**Problem**
Copy each line below that contains "aire".

(Page content records)
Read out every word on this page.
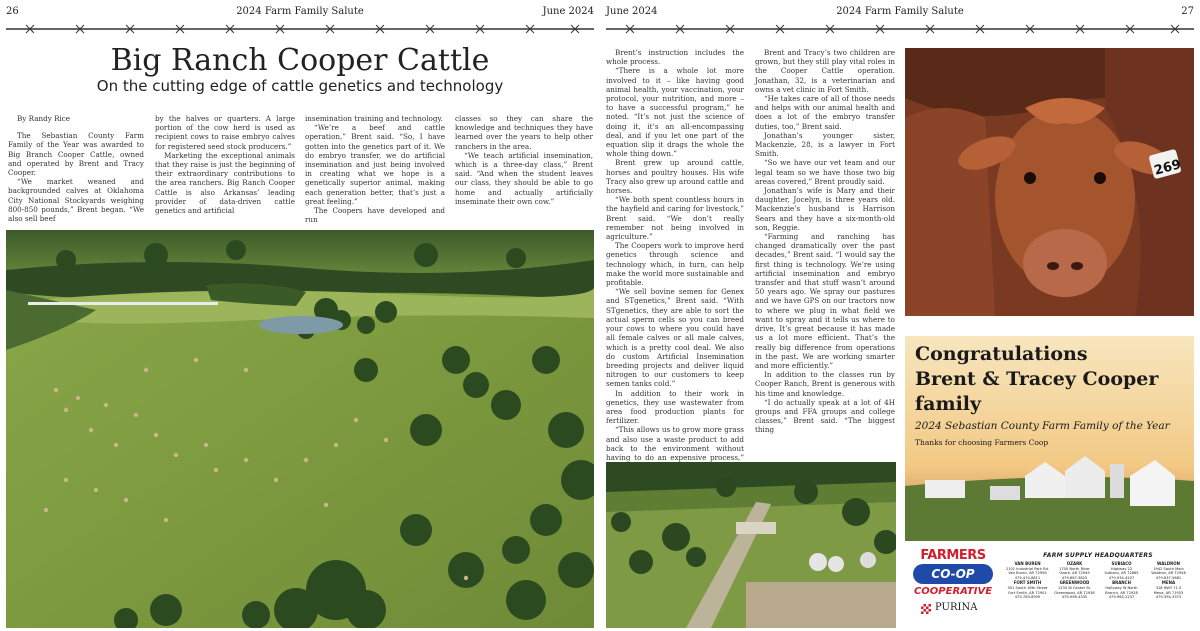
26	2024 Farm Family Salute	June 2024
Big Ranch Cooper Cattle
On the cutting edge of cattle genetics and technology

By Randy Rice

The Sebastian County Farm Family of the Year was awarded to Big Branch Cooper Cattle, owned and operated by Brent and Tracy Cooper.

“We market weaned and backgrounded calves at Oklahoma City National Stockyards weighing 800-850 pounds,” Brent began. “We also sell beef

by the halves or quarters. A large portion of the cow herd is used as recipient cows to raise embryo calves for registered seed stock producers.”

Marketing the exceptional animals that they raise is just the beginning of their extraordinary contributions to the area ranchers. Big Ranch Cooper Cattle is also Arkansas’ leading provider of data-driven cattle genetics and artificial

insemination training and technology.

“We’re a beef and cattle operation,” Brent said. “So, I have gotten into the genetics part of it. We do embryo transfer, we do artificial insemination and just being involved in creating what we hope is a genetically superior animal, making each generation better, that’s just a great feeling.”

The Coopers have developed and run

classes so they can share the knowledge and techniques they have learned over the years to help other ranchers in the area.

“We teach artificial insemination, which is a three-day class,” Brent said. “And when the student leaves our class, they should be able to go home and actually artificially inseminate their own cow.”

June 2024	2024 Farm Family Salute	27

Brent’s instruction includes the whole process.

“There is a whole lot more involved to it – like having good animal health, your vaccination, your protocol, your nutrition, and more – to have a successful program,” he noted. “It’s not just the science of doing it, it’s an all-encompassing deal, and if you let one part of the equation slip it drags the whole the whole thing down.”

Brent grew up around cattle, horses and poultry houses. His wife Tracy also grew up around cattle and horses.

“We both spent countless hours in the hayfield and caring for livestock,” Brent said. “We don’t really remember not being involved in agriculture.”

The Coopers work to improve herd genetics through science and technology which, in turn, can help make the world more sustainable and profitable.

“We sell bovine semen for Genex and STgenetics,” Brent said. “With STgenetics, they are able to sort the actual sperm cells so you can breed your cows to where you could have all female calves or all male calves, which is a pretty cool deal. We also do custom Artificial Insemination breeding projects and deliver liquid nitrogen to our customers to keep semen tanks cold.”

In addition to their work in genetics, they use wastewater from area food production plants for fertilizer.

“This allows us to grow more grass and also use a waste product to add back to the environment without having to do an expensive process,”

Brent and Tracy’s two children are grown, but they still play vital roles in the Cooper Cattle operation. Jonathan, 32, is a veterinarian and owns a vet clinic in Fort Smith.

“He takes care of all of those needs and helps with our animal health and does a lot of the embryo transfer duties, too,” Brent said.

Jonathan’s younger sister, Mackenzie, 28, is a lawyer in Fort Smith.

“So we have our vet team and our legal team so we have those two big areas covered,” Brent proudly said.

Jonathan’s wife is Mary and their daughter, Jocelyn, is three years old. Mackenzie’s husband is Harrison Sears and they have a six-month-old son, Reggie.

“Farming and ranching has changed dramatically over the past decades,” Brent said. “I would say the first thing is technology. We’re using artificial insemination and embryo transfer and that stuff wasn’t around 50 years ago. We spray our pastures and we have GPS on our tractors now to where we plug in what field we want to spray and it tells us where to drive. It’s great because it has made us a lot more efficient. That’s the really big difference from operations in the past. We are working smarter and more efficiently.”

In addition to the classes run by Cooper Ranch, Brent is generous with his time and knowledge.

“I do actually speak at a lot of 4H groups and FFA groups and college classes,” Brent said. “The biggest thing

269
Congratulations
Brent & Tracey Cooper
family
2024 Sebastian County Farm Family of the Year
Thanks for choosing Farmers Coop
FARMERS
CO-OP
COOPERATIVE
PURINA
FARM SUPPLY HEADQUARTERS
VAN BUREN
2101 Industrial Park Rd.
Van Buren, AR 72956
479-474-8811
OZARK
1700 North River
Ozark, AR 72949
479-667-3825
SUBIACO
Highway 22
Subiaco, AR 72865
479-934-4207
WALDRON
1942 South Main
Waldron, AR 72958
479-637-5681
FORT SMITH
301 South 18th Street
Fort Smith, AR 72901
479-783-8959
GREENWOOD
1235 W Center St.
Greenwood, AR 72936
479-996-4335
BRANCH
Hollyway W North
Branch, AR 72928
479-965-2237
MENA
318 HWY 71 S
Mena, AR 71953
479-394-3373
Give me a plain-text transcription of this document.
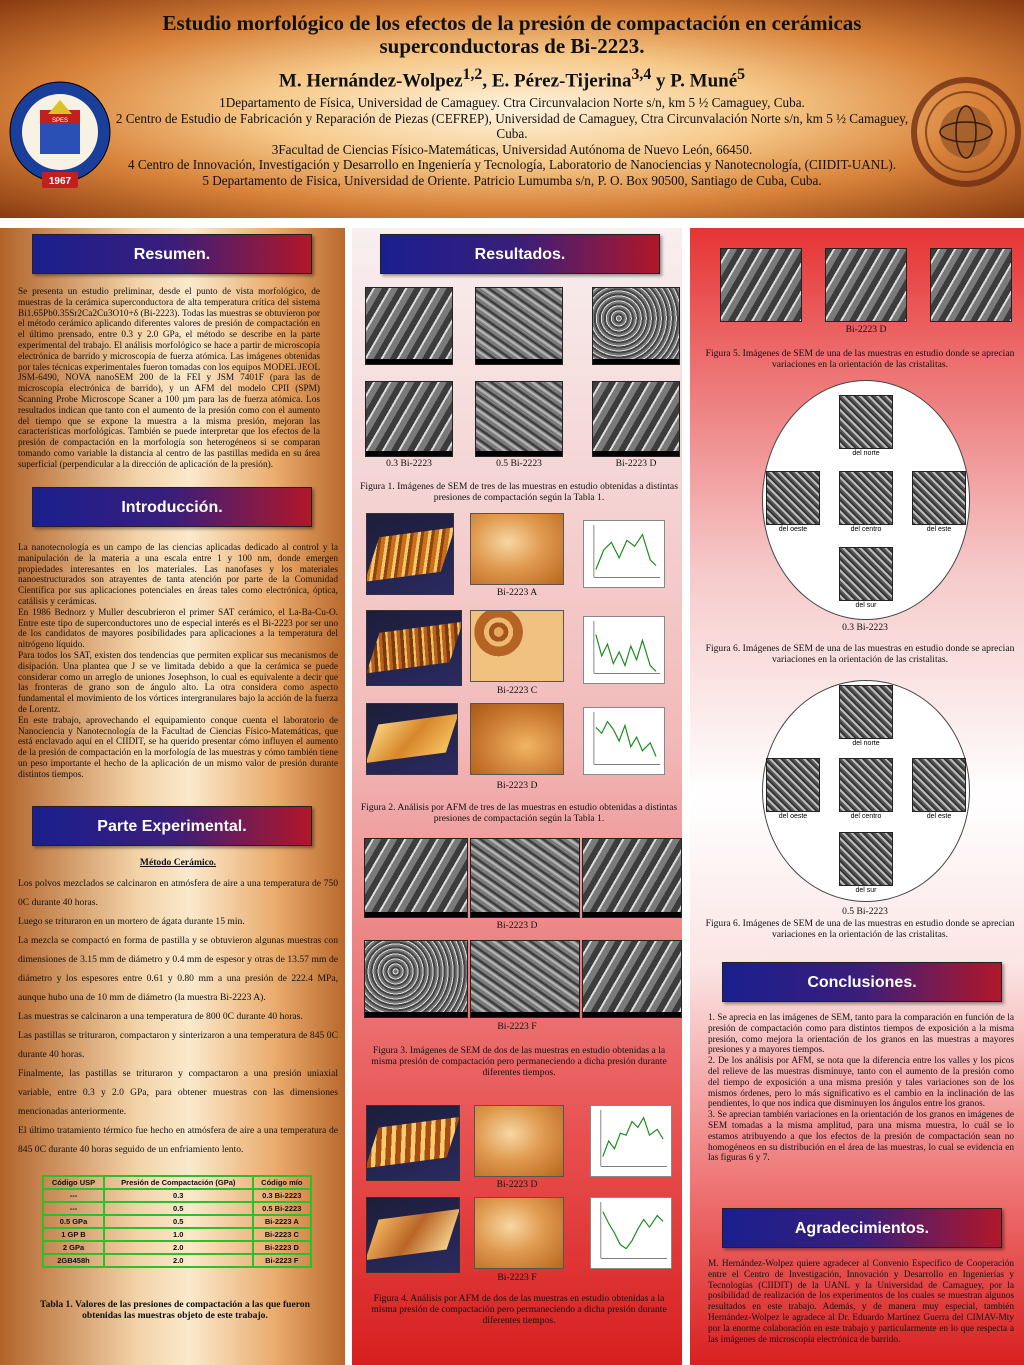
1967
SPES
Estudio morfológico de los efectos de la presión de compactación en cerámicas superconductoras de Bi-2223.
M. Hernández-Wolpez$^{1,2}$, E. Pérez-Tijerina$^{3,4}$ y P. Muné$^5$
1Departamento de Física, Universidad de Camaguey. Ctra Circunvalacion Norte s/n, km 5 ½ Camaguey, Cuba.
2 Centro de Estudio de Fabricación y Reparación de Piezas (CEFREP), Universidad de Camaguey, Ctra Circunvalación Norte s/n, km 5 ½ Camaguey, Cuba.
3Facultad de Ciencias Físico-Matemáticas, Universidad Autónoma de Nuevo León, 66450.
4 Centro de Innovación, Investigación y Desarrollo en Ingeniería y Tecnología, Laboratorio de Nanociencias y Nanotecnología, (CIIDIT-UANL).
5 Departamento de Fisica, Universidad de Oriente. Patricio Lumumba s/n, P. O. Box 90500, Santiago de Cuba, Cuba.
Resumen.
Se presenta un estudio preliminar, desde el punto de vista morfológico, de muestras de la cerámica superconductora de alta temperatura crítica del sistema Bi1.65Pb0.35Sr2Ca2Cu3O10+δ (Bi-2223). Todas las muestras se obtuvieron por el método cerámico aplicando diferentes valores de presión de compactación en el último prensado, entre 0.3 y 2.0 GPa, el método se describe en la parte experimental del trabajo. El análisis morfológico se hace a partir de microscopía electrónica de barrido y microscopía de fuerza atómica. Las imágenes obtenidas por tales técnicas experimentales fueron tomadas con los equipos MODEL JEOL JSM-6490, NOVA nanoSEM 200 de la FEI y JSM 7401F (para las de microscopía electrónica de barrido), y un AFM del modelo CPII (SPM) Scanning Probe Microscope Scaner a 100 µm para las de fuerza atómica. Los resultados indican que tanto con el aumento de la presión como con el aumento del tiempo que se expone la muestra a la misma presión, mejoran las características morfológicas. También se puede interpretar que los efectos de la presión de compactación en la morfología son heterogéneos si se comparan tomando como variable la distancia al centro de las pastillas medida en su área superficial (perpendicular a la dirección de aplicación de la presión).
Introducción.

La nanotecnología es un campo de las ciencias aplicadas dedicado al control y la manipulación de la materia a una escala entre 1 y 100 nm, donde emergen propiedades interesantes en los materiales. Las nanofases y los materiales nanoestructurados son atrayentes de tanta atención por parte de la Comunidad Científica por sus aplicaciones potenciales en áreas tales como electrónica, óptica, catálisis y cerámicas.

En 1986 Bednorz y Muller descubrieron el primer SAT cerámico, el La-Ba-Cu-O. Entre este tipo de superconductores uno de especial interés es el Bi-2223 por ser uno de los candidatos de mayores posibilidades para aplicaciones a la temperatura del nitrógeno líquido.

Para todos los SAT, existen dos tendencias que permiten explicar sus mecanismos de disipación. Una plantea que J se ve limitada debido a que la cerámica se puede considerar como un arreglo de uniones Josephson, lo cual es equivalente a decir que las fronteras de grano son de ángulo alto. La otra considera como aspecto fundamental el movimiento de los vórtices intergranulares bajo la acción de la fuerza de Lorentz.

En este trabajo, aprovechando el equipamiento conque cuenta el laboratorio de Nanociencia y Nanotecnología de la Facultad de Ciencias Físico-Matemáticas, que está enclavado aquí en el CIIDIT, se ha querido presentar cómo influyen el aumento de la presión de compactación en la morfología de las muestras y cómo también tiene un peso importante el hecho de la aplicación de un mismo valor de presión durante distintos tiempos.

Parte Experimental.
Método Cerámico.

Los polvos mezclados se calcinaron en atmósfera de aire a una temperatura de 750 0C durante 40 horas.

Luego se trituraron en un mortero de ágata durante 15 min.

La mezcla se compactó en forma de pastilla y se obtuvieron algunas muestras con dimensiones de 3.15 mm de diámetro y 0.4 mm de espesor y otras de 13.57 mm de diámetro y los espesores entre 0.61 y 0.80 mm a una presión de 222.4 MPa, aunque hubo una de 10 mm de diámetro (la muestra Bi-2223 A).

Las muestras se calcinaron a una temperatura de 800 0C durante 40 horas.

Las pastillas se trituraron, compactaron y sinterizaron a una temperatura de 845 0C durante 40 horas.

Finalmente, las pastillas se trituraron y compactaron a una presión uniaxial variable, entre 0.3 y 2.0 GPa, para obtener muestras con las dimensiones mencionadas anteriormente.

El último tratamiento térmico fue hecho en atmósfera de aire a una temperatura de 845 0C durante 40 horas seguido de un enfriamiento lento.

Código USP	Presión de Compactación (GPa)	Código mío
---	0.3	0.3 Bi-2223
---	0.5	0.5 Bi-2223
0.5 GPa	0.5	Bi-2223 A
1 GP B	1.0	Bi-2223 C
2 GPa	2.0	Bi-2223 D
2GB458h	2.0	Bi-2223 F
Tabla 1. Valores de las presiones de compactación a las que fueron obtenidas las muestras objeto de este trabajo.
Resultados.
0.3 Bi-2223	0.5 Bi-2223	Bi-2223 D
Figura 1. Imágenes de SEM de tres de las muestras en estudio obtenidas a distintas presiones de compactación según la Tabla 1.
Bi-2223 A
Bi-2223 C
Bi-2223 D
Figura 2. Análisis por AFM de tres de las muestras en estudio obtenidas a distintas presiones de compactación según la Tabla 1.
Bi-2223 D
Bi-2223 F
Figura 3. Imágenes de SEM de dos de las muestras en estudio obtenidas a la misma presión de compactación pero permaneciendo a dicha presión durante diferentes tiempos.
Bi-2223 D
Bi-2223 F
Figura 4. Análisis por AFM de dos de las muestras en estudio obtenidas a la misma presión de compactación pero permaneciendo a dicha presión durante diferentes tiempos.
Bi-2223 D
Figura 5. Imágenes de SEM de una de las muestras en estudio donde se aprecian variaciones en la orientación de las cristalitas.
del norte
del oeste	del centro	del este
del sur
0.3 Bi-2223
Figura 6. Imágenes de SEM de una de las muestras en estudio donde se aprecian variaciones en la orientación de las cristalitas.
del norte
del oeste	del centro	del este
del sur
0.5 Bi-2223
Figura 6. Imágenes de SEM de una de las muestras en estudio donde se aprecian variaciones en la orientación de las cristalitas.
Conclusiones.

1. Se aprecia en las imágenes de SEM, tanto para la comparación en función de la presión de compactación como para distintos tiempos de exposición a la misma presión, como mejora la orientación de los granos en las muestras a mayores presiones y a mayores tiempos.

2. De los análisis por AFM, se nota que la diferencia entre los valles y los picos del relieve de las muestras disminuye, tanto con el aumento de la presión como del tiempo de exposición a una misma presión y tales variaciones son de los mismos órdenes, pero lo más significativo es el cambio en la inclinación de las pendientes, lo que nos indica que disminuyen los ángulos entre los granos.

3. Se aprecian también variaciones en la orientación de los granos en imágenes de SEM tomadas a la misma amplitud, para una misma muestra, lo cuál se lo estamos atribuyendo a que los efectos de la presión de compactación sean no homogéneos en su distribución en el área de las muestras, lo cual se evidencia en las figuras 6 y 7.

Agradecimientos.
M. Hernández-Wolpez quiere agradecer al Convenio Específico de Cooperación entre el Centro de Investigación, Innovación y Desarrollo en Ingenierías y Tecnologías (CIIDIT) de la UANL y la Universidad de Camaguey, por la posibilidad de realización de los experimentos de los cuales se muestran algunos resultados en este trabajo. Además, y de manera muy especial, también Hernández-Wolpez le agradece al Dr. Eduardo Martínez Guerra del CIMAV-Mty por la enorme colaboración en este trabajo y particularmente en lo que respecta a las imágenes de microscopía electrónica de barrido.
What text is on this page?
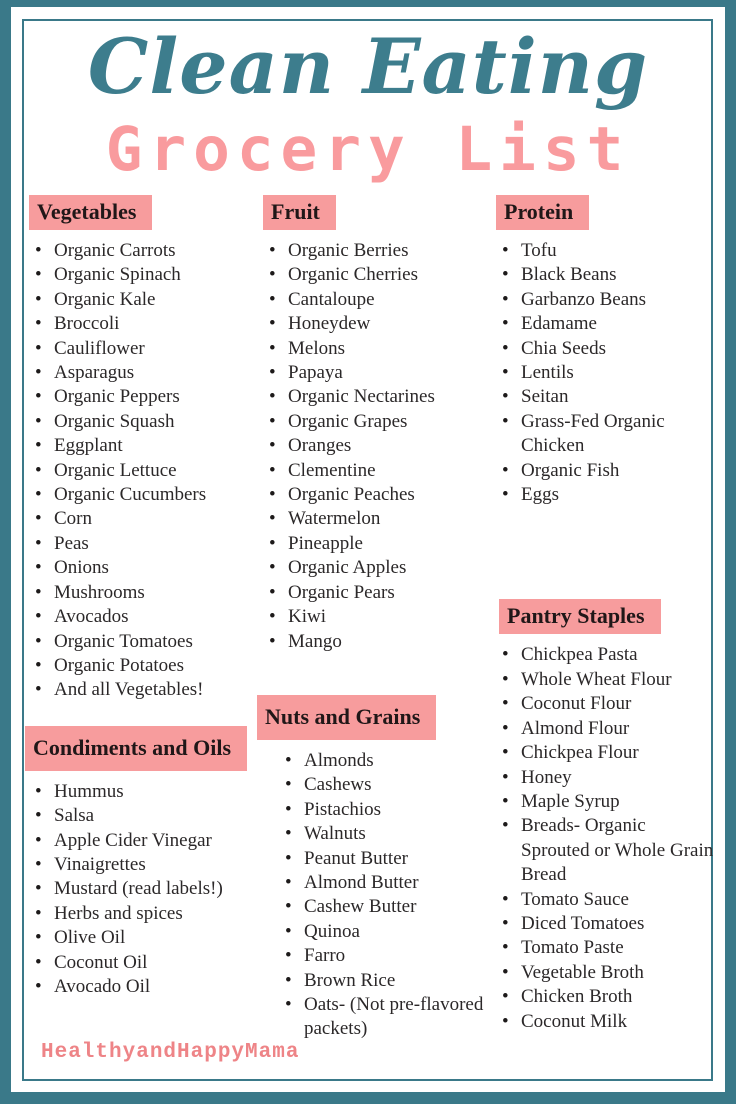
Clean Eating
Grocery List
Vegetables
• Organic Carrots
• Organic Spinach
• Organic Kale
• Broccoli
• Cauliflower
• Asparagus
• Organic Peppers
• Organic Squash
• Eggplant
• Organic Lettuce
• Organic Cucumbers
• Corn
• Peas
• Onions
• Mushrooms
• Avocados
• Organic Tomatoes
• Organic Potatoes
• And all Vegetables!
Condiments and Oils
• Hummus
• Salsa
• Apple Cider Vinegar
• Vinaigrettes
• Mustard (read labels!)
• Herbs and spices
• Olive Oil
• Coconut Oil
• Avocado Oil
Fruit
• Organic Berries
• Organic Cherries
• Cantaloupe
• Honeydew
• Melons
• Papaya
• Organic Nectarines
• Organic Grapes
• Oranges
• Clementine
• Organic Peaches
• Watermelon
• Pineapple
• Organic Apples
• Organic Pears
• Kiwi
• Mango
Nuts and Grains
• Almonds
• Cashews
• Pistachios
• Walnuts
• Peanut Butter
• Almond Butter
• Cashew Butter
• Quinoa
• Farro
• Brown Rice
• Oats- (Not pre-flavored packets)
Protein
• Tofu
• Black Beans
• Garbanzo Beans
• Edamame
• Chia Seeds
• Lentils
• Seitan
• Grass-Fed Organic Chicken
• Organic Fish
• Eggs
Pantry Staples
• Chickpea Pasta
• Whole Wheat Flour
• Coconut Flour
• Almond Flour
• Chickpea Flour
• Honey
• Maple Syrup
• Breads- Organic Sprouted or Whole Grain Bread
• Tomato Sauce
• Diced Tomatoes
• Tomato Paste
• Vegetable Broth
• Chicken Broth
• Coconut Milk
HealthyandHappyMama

**Task answer**
Los polvos mezclados se calcinaron en atmósfera de aire a una temperatura de 750 0C durante 40 horas.
El último tratamiento térmico fue hecho en atmósfera de aire a una temperatura de 845 0C durante 40 horas seguido de un enfriamiento lento.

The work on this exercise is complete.